# WHAT THE TASK REQUIRES:
Render the material again word for word, skipping the pictures in it.

++++++++++

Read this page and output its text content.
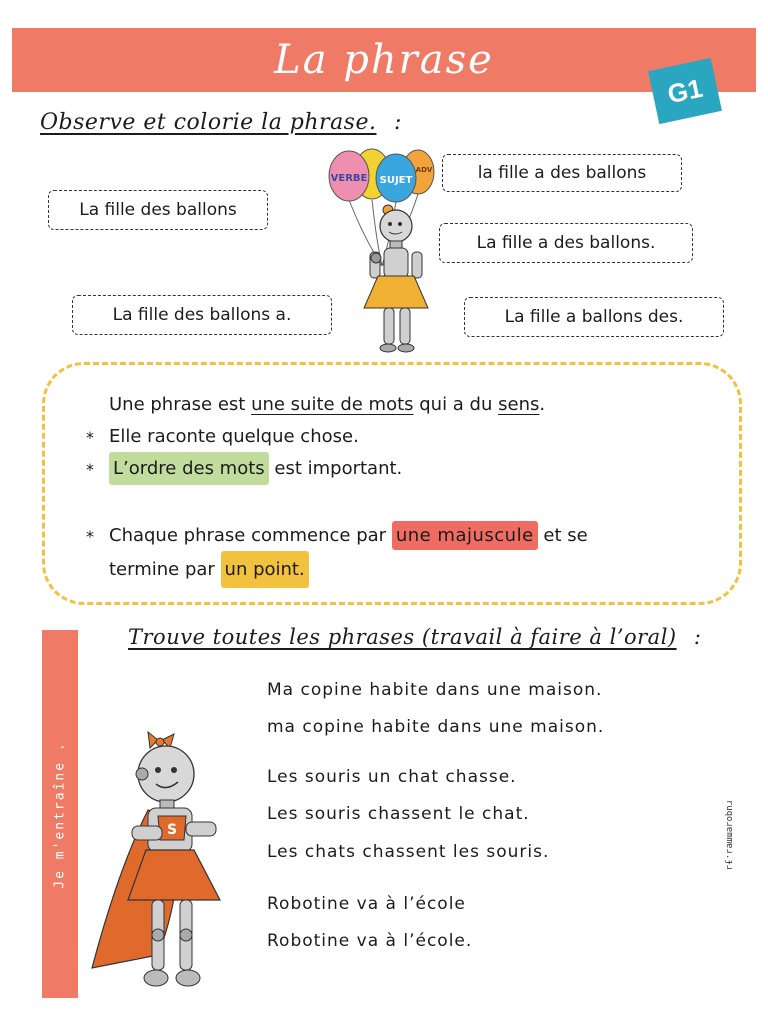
La phrase
G1
Observe et colorie la phrase. :
la fille a des ballons
La fille des ballons
La fille a des ballons.
La fille des ballons a.	La fille a ballons des.
VERBE SUJET
ADV
Une phrase est une suite de mots qui a du sens.
* Elle raconte quelque chose.
* L’ordre des mots est important.
* Chaque phrase commence par une majuscule et se
termine par un point.
Trouve toutes les phrases (travail à faire à l’oral) :
Je m'entraîne .	S
Ma copine habite dans une maison.
ma copine habite dans une maison.
Les souris un chat chasse.
Les souris chassent le chat.
Les chats chassent les souris.
Robotine va à l’école
Robotine va à l’école.
ruqoɹɐmmɐɹ.ɟɹ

++++++++++

# SOLUTION:
Read this page and output its text content.
La phrase
G1
Observe et colorie la phrase. :
la fille a des ballons
La fille des ballons
La fille a des ballons.
La fille des ballons a.	La fille a ballons des.
VERBE SUJET
ADV
Une phrase est une suite de mots qui a du sens.
* Elle raconte quelque chose.
* L’ordre des mots est important.
* Chaque phrase commence par une majuscule et se
termine par un point.
Trouve toutes les phrases (travail à faire à l’oral) :
Je m'entraîne .	S
Ma copine habite dans une maison.
ma copine habite dans une maison.
Les souris un chat chasse.
Les souris chassent le chat.
Les chats chassent les souris.
Robotine va à l’école
Robotine va à l’école.
ruqoɹɐmmɐɹ.ɟɹ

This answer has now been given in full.